#### WORK TO DO:
Pictures stay out of the copy; restate everything else in the material exactly.

── DATA SHOWN

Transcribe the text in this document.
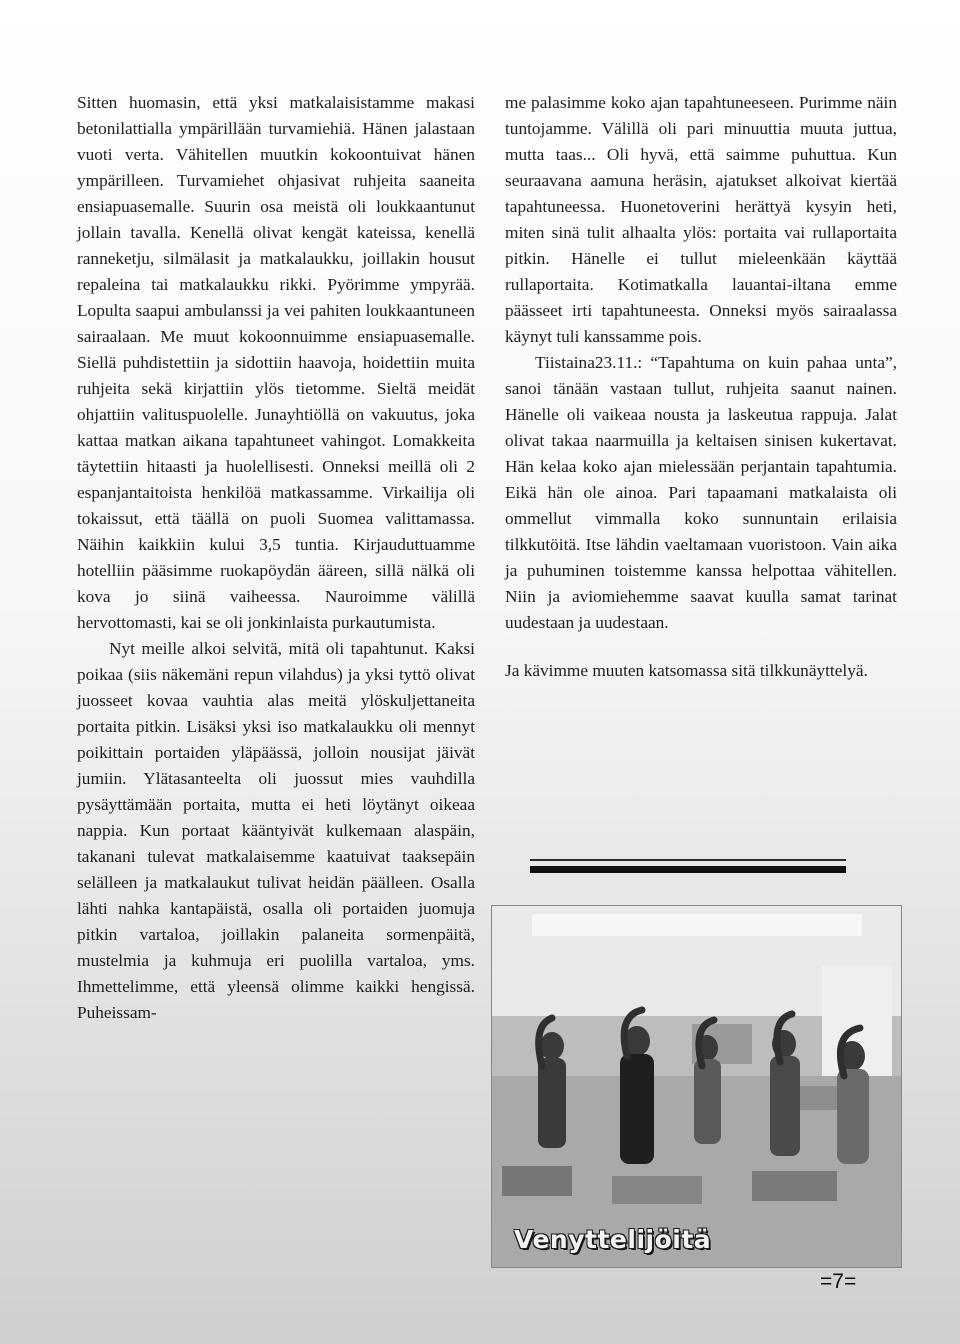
Sitten huomasin, että yksi matkalaisistamme makasi betonilattialla ympärillään turvamiehiä. Hänen jalastaan vuoti verta. Vähitellen muutkin kokoontuivat hänen ympärilleen. Turvamiehet ohjasivat ruhjeita saaneita ensiapuasemalle. Suurin osa meistä oli loukkaantunut jollain tavalla. Kenellä olivat kengät kateissa, kenellä ranneketju, silmälasit ja matkalaukku, joillakin housut repaleina tai matkalaukku rikki. Pyörimme ympyrää. Lopulta saapui ambulanssi ja vei pahiten loukkaantuneen sairaalaan. Me muut kokoonnuimme ensiapuasemalle. Siellä puhdistettiin ja sidottiin haavoja, hoidettiin muita ruhjeita sekä kirjattiin ylös tietomme. Sieltä meidät ohjattiin valituspuolelle. Junayhtiöllä on vakuutus, joka kattaa matkan aikana tapahtuneet vahingot. Lomakkeita täytettiin hitaasti ja huolellisesti. Onneksi meillä oli 2 espanjantaitoista henkilöä matkassamme. Virkailija oli tokaissut, että täällä on puoli Suomea valittamassa. Näihin kaikkiin kului 3,5 tuntia. Kirjauduttuamme hotelliin pääsimme ruokapöydän ääreen, sillä nälkä oli kova jo siinä vaiheessa. Nauroimme välillä hervottomasti, kai se oli jonkinlaista purkautumista.

Nyt meille alkoi selvitä, mitä oli tapahtunut. Kaksi poikaa (siis näkemäni repun vilahdus) ja yksi tyttö olivat juosseet kovaa vauhtia alas meitä ylöskuljettaneita portaita pitkin. Lisäksi yksi iso matkalaukku oli mennyt poikittain portaiden yläpäässä, jolloin nousijat jäivät jumiin. Ylätasanteelta oli juossut mies vauhdilla pysäyttämään portaita, mutta ei heti löytänyt oikeaa nappia. Kun portaat kääntyivät kulkemaan alaspäin, takanani tulevat matkalaisemme kaatuivat taaksepäin selälleen ja matkalaukut tulivat heidän päälleen. Osalla lähti nahka kantapäistä, osalla oli portaiden juomuja pitkin vartaloa, joillakin palaneita sormenpäitä, mustelmia ja kuhmuja eri puolilla vartaloa, yms. Ihmettelimme, että yleensä olimme kaikki hengissä. Puheissam-

me palasimme koko ajan tapahtuneeseen. Purimme näin tuntojamme. Välillä oli pari minuuttia muuta juttua, mutta taas... Oli hyvä, että saimme puhuttua. Kun seuraavana aamuna heräsin, ajatukset alkoivat kiertää tapahtuneessa. Huonetoverini herättyä kysyin heti, miten sinä tulit alhaalta ylös: portaita vai rullaportaita pitkin. Hänelle ei tullut mieleenkään käyttää rullaportaita. Kotimatkalla lauantai-iltana emme päässeet irti tapahtuneesta. Onneksi myös sairaalassa käynyt tuli kanssamme pois.

Tiistaina23.11.: “Tapahtuma on kuin pahaa unta”, sanoi tänään vastaan tullut, ruhjeita saanut nainen. Hänelle oli vaikeaa nousta ja laskeutua rappuja. Jalat olivat takaa naarmuilla ja keltaisen sinisen kukertavat. Hän kelaa koko ajan mielessään perjantain tapahtumia. Eikä hän ole ainoa. Pari tapaamani matkalaista oli ommellut vimmalla koko sunnuntain erilaisia tilkkutöitä. Itse lähdin vaeltamaan vuoristoon. Vain aika ja puhuminen toistemme kanssa helpottaa vähitellen. Niin ja aviomiehemme saavat kuulla samat tarinat uudestaan ja uudestaan.

Ja kävimme muuten katsomassa sitä tilkkunäyttelyä.

Venyttelijöitä
=7=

────

#### RESULT OF THE EXERCISE:
Transcribe the text in this document.
Sitten huomasin, että yksi matkalaisistamme makasi betonilattialla ympärillään turvamiehiä. Hänen jalastaan vuoti verta. Vähitellen muutkin kokoontuivat hänen ympärilleen. Turvamiehet ohjasivat ruhjeita saaneita ensiapuasemalle. Suurin osa meistä oli loukkaantunut jollain tavalla. Kenellä olivat kengät kateissa, kenellä ranneketju, silmälasit ja matkalaukku, joillakin housut repaleina tai matkalaukku rikki. Pyörimme ympyrää. Lopulta saapui ambulanssi ja vei pahiten loukkaantuneen sairaalaan. Me muut kokoonnuimme ensiapuasemalle. Siellä puhdistettiin ja sidottiin haavoja, hoidettiin muita ruhjeita sekä kirjattiin ylös tietomme. Sieltä meidät ohjattiin valituspuolelle. Junayhtiöllä on vakuutus, joka kattaa matkan aikana tapahtuneet vahingot. Lomakkeita täytettiin hitaasti ja huolellisesti. Onneksi meillä oli 2 espanjantaitoista henkilöä matkassamme. Virkailija oli tokaissut, että täällä on puoli Suomea valittamassa. Näihin kaikkiin kului 3,5 tuntia. Kirjauduttuamme hotelliin pääsimme ruokapöydän ääreen, sillä nälkä oli kova jo siinä vaiheessa. Nauroimme välillä hervottomasti, kai se oli jonkinlaista purkautumista.

Nyt meille alkoi selvitä, mitä oli tapahtunut. Kaksi poikaa (siis näkemäni repun vilahdus) ja yksi tyttö olivat juosseet kovaa vauhtia alas meitä ylöskuljettaneita portaita pitkin. Lisäksi yksi iso matkalaukku oli mennyt poikittain portaiden yläpäässä, jolloin nousijat jäivät jumiin. Ylätasanteelta oli juossut mies vauhdilla pysäyttämään portaita, mutta ei heti löytänyt oikeaa nappia. Kun portaat kääntyivät kulkemaan alaspäin, takanani tulevat matkalaisemme kaatuivat taaksepäin selälleen ja matkalaukut tulivat heidän päälleen. Osalla lähti nahka kantapäistä, osalla oli portaiden juomuja pitkin vartaloa, joillakin palaneita sormenpäitä, mustelmia ja kuhmuja eri puolilla vartaloa, yms. Ihmettelimme, että yleensä olimme kaikki hengissä. Puheissam-

me palasimme koko ajan tapahtuneeseen. Purimme näin tuntojamme. Välillä oli pari minuuttia muuta juttua, mutta taas... Oli hyvä, että saimme puhuttua. Kun seuraavana aamuna heräsin, ajatukset alkoivat kiertää tapahtuneessa. Huonetoverini herättyä kysyin heti, miten sinä tulit alhaalta ylös: portaita vai rullaportaita pitkin. Hänelle ei tullut mieleenkään käyttää rullaportaita. Kotimatkalla lauantai-iltana emme päässeet irti tapahtuneesta. Onneksi myös sairaalassa käynyt tuli kanssamme pois.

Tiistaina23.11.: “Tapahtuma on kuin pahaa unta”, sanoi tänään vastaan tullut, ruhjeita saanut nainen. Hänelle oli vaikeaa nousta ja laskeutua rappuja. Jalat olivat takaa naarmuilla ja keltaisen sinisen kukertavat. Hän kelaa koko ajan mielessään perjantain tapahtumia. Eikä hän ole ainoa. Pari tapaamani matkalaista oli ommellut vimmalla koko sunnuntain erilaisia tilkkutöitä. Itse lähdin vaeltamaan vuoristoon. Vain aika ja puhuminen toistemme kanssa helpottaa vähitellen. Niin ja aviomiehemme saavat kuulla samat tarinat uudestaan ja uudestaan.

Ja kävimme muuten katsomassa sitä tilkkunäyttelyä.

Venyttelijöitä
=7=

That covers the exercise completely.